▸ WORK TASK:
Every entry must be duplicated precisely as written.

========================

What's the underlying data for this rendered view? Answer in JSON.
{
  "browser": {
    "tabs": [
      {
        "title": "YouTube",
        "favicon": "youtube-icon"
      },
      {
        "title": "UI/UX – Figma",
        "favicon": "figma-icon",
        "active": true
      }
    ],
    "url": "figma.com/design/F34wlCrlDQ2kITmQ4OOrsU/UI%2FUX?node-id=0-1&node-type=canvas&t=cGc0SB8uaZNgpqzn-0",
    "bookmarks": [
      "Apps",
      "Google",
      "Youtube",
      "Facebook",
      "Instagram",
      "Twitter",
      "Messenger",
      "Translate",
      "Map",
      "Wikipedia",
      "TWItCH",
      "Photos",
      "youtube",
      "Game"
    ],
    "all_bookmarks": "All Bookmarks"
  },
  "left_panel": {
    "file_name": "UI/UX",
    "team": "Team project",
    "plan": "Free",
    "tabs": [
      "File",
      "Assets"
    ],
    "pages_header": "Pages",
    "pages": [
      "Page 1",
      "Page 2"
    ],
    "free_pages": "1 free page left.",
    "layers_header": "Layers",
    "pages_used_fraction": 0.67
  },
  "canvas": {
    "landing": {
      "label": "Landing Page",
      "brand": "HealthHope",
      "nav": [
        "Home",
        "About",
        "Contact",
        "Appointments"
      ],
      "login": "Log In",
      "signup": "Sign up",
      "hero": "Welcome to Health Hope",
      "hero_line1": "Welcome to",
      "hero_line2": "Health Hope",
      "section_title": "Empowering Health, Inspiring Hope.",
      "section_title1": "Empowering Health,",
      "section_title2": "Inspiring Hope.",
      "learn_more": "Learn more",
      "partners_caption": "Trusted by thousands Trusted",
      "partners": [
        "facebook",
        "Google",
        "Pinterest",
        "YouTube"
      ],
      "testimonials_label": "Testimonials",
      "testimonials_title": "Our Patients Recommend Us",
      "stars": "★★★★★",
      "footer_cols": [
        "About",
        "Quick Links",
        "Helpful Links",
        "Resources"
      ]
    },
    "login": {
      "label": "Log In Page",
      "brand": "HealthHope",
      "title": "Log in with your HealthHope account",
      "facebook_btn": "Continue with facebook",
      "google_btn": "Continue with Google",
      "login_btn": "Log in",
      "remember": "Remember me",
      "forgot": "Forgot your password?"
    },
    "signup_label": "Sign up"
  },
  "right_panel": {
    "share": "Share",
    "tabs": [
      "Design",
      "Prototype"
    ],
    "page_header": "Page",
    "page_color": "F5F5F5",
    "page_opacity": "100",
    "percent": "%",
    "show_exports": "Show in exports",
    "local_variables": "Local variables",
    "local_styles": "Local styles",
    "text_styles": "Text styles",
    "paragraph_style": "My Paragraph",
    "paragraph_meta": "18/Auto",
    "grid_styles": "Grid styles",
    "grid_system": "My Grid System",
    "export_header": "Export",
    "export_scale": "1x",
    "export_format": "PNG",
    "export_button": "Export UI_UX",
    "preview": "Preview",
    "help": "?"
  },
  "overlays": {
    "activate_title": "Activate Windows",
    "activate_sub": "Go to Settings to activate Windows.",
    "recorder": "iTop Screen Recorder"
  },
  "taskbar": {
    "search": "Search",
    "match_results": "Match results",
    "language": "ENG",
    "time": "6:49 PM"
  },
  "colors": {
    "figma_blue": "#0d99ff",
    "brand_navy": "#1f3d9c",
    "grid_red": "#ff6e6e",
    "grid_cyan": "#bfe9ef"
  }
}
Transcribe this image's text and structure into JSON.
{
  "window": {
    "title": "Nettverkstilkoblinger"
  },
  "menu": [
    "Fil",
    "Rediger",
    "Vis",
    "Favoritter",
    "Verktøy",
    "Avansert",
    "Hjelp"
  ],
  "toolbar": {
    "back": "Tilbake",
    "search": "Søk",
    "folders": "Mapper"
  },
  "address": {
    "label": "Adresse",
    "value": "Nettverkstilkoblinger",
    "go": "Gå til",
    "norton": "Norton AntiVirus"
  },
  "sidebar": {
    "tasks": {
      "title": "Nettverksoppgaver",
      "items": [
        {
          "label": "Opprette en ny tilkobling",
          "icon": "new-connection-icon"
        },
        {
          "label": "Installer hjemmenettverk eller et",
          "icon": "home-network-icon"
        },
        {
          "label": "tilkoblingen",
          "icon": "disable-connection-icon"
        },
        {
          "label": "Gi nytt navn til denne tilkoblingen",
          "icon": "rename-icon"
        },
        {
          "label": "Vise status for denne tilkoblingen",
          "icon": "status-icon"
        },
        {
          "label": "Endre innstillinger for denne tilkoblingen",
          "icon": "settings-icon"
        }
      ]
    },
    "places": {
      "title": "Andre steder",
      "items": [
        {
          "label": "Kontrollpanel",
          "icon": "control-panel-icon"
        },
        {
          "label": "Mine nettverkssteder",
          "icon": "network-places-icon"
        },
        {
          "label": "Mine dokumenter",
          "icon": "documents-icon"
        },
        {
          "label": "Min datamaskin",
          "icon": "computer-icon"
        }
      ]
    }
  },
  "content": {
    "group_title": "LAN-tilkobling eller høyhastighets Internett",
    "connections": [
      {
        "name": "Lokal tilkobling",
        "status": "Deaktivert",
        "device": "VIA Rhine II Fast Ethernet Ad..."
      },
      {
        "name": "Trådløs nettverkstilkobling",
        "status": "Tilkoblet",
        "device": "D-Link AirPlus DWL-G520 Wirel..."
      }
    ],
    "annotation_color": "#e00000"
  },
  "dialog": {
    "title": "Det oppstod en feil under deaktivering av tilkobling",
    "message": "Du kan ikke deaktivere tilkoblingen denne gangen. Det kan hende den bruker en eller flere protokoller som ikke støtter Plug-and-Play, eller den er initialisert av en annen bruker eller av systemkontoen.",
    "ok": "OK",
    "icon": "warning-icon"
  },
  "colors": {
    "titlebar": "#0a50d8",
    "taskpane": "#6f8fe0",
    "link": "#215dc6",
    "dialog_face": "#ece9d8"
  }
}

========================

▸ ANSWER TO THE EXERCISE:
What's the underlying data for this rendered view? Answer in JSON.
{
  "browser": {
    "tabs": [
      {
        "title": "YouTube",
        "favicon": "youtube-icon"
      },
      {
        "title": "UI/UX – Figma",
        "favicon": "figma-icon",
        "active": true
      }
    ],
    "url": "figma.com/design/F34wlCrlDQ2kITmQ4OOrsU/UI%2FUX?node-id=0-1&node-type=canvas&t=cGc0SB8uaZNgpqzn-0",
    "bookmarks": [
      "Apps",
      "Google",
      "Youtube",
      "Facebook",
      "Instagram",
      "Twitter",
      "Messenger",
      "Translate",
      "Map",
      "Wikipedia",
      "TWItCH",
      "Photos",
      "youtube",
      "Game"
    ],
    "all_bookmarks": "All Bookmarks"
  },
  "left_panel": {
    "file_name": "UI/UX",
    "team": "Team project",
    "plan": "Free",
    "tabs": [
      "File",
      "Assets"
    ],
    "pages_header": "Pages",
    "pages": [
      "Page 1",
      "Page 2"
    ],
    "free_pages": "1 free page left.",
    "layers_header": "Layers",
    "pages_used_fraction": 0.67
  },
  "canvas": {
    "landing": {
      "label": "Landing Page",
      "brand": "HealthHope",
      "nav": [
        "Home",
        "About",
        "Contact",
        "Appointments"
      ],
      "login": "Log In",
      "signup": "Sign up",
      "hero": "Welcome to Health Hope",
      "hero_line1": "Welcome to",
      "hero_line2": "Health Hope",
      "section_title": "Empowering Health, Inspiring Hope.",
      "section_title1": "Empowering Health,",
      "section_title2": "Inspiring Hope.",
      "learn_more": "Learn more",
      "partners_caption": "Trusted by thousands Trusted",
      "partners": [
        "facebook",
        "Google",
        "Pinterest",
        "YouTube"
      ],
      "testimonials_label": "Testimonials",
      "testimonials_title": "Our Patients Recommend Us",
      "stars": "★★★★★",
      "footer_cols": [
        "About",
        "Quick Links",
        "Helpful Links",
        "Resources"
      ]
    },
    "login": {
      "label": "Log In Page",
      "brand": "HealthHope",
      "title": "Log in with your HealthHope account",
      "facebook_btn": "Continue with facebook",
      "google_btn": "Continue with Google",
      "login_btn": "Log in",
      "remember": "Remember me",
      "forgot": "Forgot your password?"
    },
    "signup_label": "Sign up"
  },
  "right_panel": {
    "share": "Share",
    "tabs": [
      "Design",
      "Prototype"
    ],
    "page_header": "Page",
    "page_color": "F5F5F5",
    "page_opacity": "100",
    "percent": "%",
    "show_exports": "Show in exports",
    "local_variables": "Local variables",
    "local_styles": "Local styles",
    "text_styles": "Text styles",
    "paragraph_style": "My Paragraph",
    "paragraph_meta": "18/Auto",
    "grid_styles": "Grid styles",
    "grid_system": "My Grid System",
    "export_header": "Export",
    "export_scale": "1x",
    "export_format": "PNG",
    "export_button": "Export UI_UX",
    "preview": "Preview",
    "help": "?"
  },
  "overlays": {
    "activate_title": "Activate Windows",
    "activate_sub": "Go to Settings to activate Windows.",
    "recorder": "iTop Screen Recorder"
  },
  "taskbar": {
    "search": "Search",
    "match_results": "Match results",
    "language": "ENG",
    "time": "6:49 PM"
  },
  "colors": {
    "figma_blue": "#0d99ff",
    "brand_navy": "#1f3d9c",
    "grid_red": "#ff6e6e",
    "grid_cyan": "#bfe9ef"
  }
}
Transcribe this image's text and structure into JSON.
{
  "window": {
    "title": "Nettverkstilkoblinger"
  },
  "menu": [
    "Fil",
    "Rediger",
    "Vis",
    "Favoritter",
    "Verktøy",
    "Avansert",
    "Hjelp"
  ],
  "toolbar": {
    "back": "Tilbake",
    "search": "Søk",
    "folders": "Mapper"
  },
  "address": {
    "label": "Adresse",
    "value": "Nettverkstilkoblinger",
    "go": "Gå til",
    "norton": "Norton AntiVirus"
  },
  "sidebar": {
    "tasks": {
      "title": "Nettverksoppgaver",
      "items": [
        {
          "label": "Opprette en ny tilkobling",
          "icon": "new-connection-icon"
        },
        {
          "label": "Installer hjemmenettverk eller et",
          "icon": "home-network-icon"
        },
        {
          "label": "tilkoblingen",
          "icon": "disable-connection-icon"
        },
        {
          "label": "Gi nytt navn til denne tilkoblingen",
          "icon": "rename-icon"
        },
        {
          "label": "Vise status for denne tilkoblingen",
          "icon": "status-icon"
        },
        {
          "label": "Endre innstillinger for denne tilkoblingen",
          "icon": "settings-icon"
        }
      ]
    },
    "places": {
      "title": "Andre steder",
      "items": [
        {
          "label": "Kontrollpanel",
          "icon": "control-panel-icon"
        },
        {
          "label": "Mine nettverkssteder",
          "icon": "network-places-icon"
        },
        {
          "label": "Mine dokumenter",
          "icon": "documents-icon"
        },
        {
          "label": "Min datamaskin",
          "icon": "computer-icon"
        }
      ]
    }
  },
  "content": {
    "group_title": "LAN-tilkobling eller høyhastighets Internett",
    "connections": [
      {
        "name": "Lokal tilkobling",
        "status": "Deaktivert",
        "device": "VIA Rhine II Fast Ethernet Ad..."
      },
      {
        "name": "Trådløs nettverkstilkobling",
        "status": "Tilkoblet",
        "device": "D-Link AirPlus DWL-G520 Wirel..."
      }
    ],
    "annotation_color": "#e00000"
  },
  "dialog": {
    "title": "Det oppstod en feil under deaktivering av tilkobling",
    "message": "Du kan ikke deaktivere tilkoblingen denne gangen. Det kan hende den bruker en eller flere protokoller som ikke støtter Plug-and-Play, eller den er initialisert av en annen bruker eller av systemkontoen.",
    "ok": "OK",
    "icon": "warning-icon"
  },
  "colors": {
    "titlebar": "#0a50d8",
    "taskpane": "#6f8fe0",
    "link": "#215dc6",
    "dialog_face": "#ece9d8"
  }
}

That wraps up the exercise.